Exercise details: Leave out the pictures and return every entry exactly as it appears.

### Supplied material ###

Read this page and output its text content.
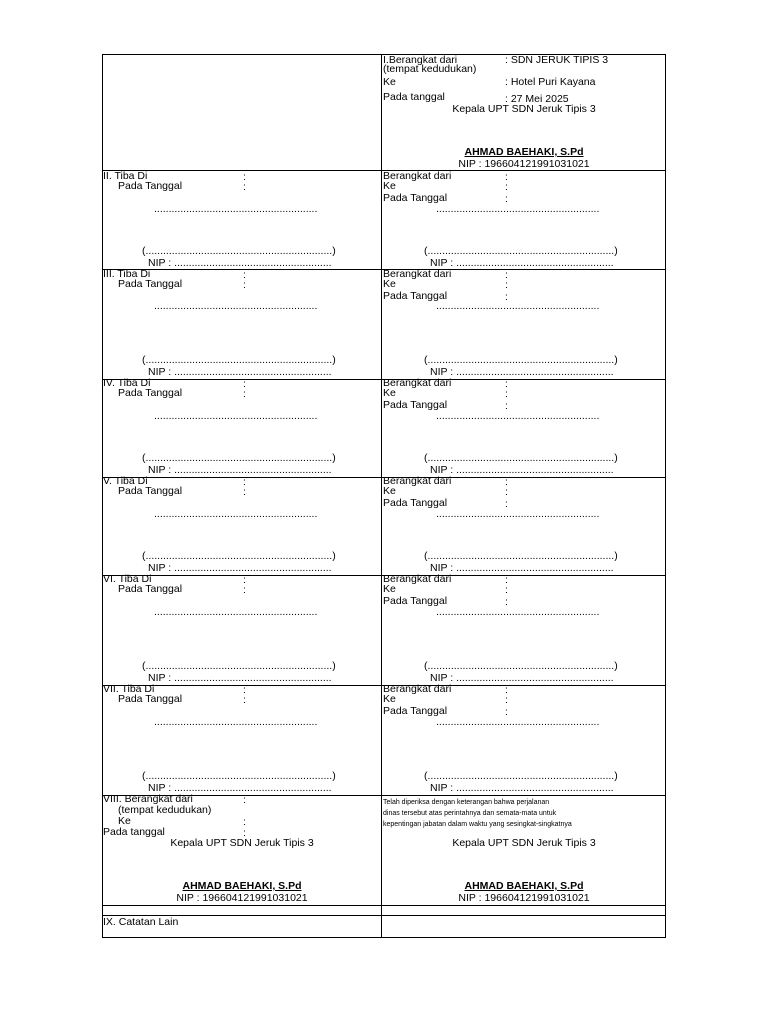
I.Berangkat dari	: SDN JERUK TIPIS 3
(tempat kedudukan)
Ke	: Hotel Puri Kayana
Pada tanggal	: 27 Mei 2025
Kepala UPT SDN Jeruk Tipis 3
AHMAD BAEHAKI, S.Pd
NIP : 196604121991031021
II. Tiba Di	:
Pada Tanggal	:
........................................................
(................................................................)
NIP : ......................................................
Berangkat dari	:
Ke	:
Pada Tanggal	:
........................................................
(................................................................)
NIP : ......................................................
III. Tiba Di	:
Pada Tanggal	:
........................................................
(................................................................)
NIP : ......................................................
Berangkat dari	:
Ke	:
Pada Tanggal	:
........................................................
(................................................................)
NIP : ......................................................
IV. Tiba Di	:
Pada Tanggal	:
........................................................
(................................................................)
NIP : ......................................................
Berangkat dari	:
Ke	:
Pada Tanggal	:
........................................................
(................................................................)
NIP : ......................................................
V. Tiba Di	:
Pada Tanggal	:
........................................................
(................................................................)
NIP : ......................................................
Berangkat dari	:
Ke	:
Pada Tanggal	:
........................................................
(................................................................)
NIP : ......................................................
VI. Tiba Di	:
Pada Tanggal	:
........................................................
(................................................................)
NIP : ......................................................
Berangkat dari	:
Ke	:
Pada Tanggal	:
........................................................
(................................................................)
NIP : ......................................................
VII. Tiba Di	:
Pada Tanggal	:
........................................................
(................................................................)
NIP : ......................................................
Berangkat dari	:
Ke	:
Pada Tanggal	:
........................................................
(................................................................)
NIP : ......................................................
VIII. Berangkat dari	:
(tempat kedudukan)
Ke	:
Pada tanggal	:
Kepala UPT SDN Jeruk Tipis 3
AHMAD BAEHAKI, S.Pd
NIP : 196604121991031021
Telah diperiksa dengan keterangan bahwa perjalanan
dinas tersebut atas perintahnya dan semata-mata untuk
kepentingan jabatan dalam waktu yang sesingkat-singkatnya
Kepala UPT SDN Jeruk Tipis 3
AHMAD BAEHAKI, S.Pd
NIP : 196604121991031021
IX. Catatan Lain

###

Correct output:
Read this page and output its text content.
I.Berangkat dari	: SDN JERUK TIPIS 3
(tempat kedudukan)
Ke	: Hotel Puri Kayana
Pada tanggal	: 27 Mei 2025
Kepala UPT SDN Jeruk Tipis 3
AHMAD BAEHAKI, S.Pd
NIP : 196604121991031021
II. Tiba Di	:
Pada Tanggal	:
........................................................
(................................................................)
NIP : ......................................................
Berangkat dari	:
Ke	:
Pada Tanggal	:
........................................................
(................................................................)
NIP : ......................................................
III. Tiba Di	:
Pada Tanggal	:
........................................................
(................................................................)
NIP : ......................................................
Berangkat dari	:
Ke	:
Pada Tanggal	:
........................................................
(................................................................)
NIP : ......................................................
IV. Tiba Di	:
Pada Tanggal	:
........................................................
(................................................................)
NIP : ......................................................
Berangkat dari	:
Ke	:
Pada Tanggal	:
........................................................
(................................................................)
NIP : ......................................................
V. Tiba Di	:
Pada Tanggal	:
........................................................
(................................................................)
NIP : ......................................................
Berangkat dari	:
Ke	:
Pada Tanggal	:
........................................................
(................................................................)
NIP : ......................................................
VI. Tiba Di	:
Pada Tanggal	:
........................................................
(................................................................)
NIP : ......................................................
Berangkat dari	:
Ke	:
Pada Tanggal	:
........................................................
(................................................................)
NIP : ......................................................
VII. Tiba Di	:
Pada Tanggal	:
........................................................
(................................................................)
NIP : ......................................................
Berangkat dari	:
Ke	:
Pada Tanggal	:
........................................................
(................................................................)
NIP : ......................................................
VIII. Berangkat dari	:
(tempat kedudukan)
Ke	:
Pada tanggal	:
Kepala UPT SDN Jeruk Tipis 3
AHMAD BAEHAKI, S.Pd
NIP : 196604121991031021
Telah diperiksa dengan keterangan bahwa perjalanan
dinas tersebut atas perintahnya dan semata-mata untuk
kepentingan jabatan dalam waktu yang sesingkat-singkatnya
Kepala UPT SDN Jeruk Tipis 3
AHMAD BAEHAKI, S.Pd
NIP : 196604121991031021
IX. Catatan Lain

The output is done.